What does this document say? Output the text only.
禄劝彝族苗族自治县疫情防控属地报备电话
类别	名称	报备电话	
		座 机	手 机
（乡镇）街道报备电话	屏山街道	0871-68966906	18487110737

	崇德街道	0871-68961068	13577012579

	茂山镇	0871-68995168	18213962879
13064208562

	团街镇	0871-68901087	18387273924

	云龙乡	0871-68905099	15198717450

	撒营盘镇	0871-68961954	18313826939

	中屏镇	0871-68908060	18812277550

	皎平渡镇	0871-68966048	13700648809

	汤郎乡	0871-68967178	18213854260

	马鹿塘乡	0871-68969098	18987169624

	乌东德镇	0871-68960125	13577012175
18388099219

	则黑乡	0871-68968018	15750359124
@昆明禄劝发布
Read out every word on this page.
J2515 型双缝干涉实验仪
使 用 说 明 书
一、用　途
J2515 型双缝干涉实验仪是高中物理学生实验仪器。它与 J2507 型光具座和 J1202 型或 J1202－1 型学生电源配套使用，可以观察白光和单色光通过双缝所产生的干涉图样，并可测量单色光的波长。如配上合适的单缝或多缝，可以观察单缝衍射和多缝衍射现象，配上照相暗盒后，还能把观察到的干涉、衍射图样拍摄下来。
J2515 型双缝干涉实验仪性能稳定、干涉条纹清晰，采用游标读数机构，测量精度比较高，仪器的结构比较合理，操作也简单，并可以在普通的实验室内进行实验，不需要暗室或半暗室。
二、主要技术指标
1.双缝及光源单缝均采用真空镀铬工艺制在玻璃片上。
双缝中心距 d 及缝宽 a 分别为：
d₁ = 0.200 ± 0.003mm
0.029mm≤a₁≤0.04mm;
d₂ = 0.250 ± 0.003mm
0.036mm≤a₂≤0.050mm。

****************************************

**Stated exercise:** Look above for every line with the word "this" and copy it.

**Task output:**
What does this document say? Output the text only.
Read out every word on this page.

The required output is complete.